| Source data |
──────
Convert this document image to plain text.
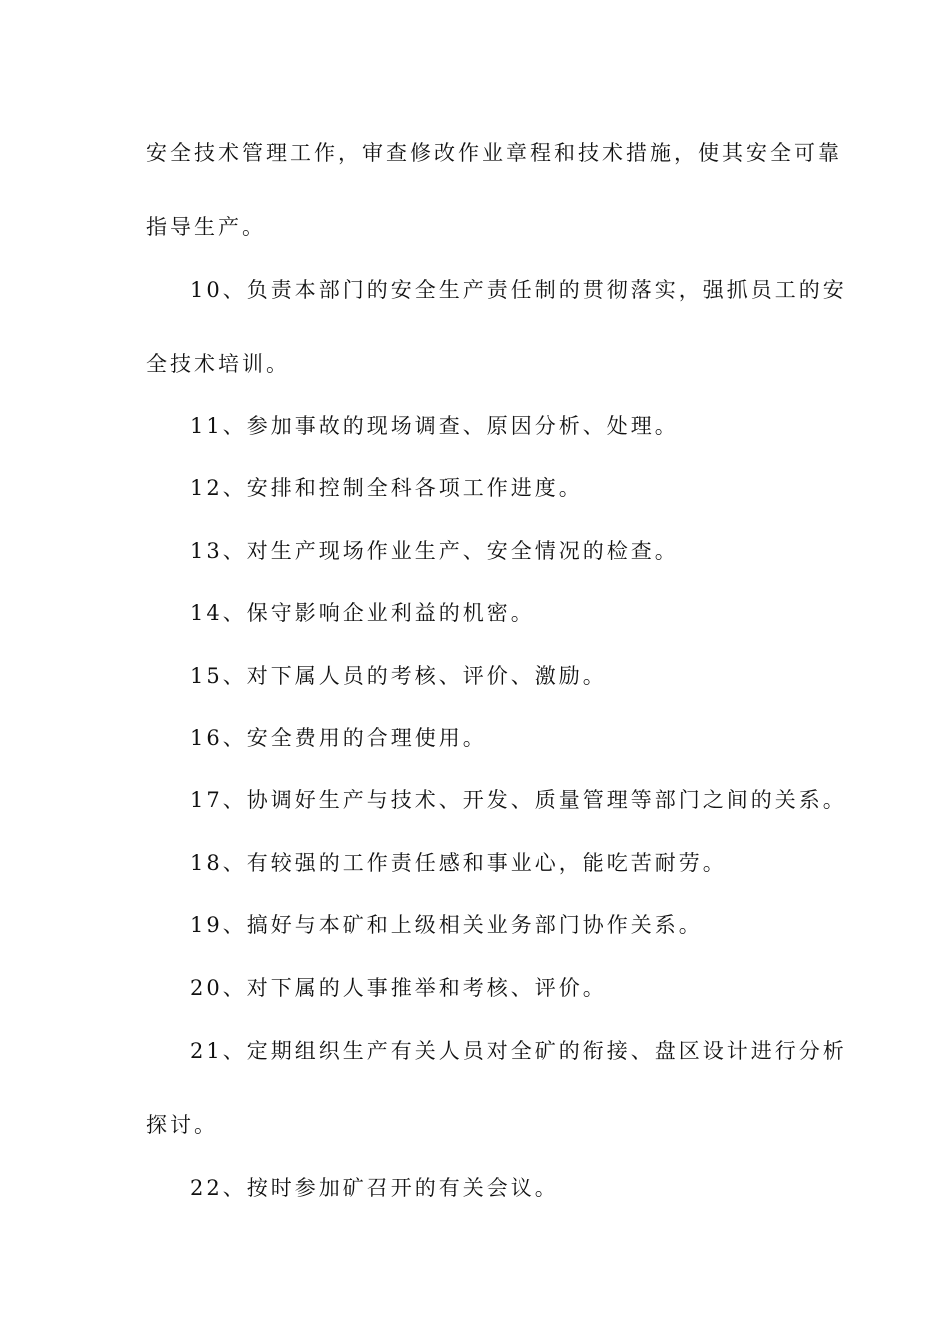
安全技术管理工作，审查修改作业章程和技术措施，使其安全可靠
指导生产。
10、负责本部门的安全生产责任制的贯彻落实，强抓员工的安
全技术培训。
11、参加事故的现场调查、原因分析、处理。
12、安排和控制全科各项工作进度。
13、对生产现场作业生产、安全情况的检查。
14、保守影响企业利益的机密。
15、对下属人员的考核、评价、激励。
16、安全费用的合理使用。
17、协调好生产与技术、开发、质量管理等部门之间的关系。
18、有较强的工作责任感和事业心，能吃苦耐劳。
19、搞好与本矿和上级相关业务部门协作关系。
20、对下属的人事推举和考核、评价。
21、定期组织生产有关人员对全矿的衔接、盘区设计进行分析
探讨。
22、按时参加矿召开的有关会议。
──────
| Exercise directions |
Without the pictures, print the whole listing exactly as given.

| Solution for this task |
Convert this document image to plain text.
安全技术管理工作，审查修改作业章程和技术措施，使其安全可靠
指导生产。
10、负责本部门的安全生产责任制的贯彻落实，强抓员工的安
全技术培训。
11、参加事故的现场调查、原因分析、处理。
12、安排和控制全科各项工作进度。
13、对生产现场作业生产、安全情况的检查。
14、保守影响企业利益的机密。
15、对下属人员的考核、评价、激励。
16、安全费用的合理使用。
17、协调好生产与技术、开发、质量管理等部门之间的关系。
18、有较强的工作责任感和事业心，能吃苦耐劳。
19、搞好与本矿和上级相关业务部门协作关系。
20、对下属的人事推举和考核、评价。
21、定期组织生产有关人员对全矿的衔接、盘区设计进行分析
探讨。
22、按时参加矿召开的有关会议。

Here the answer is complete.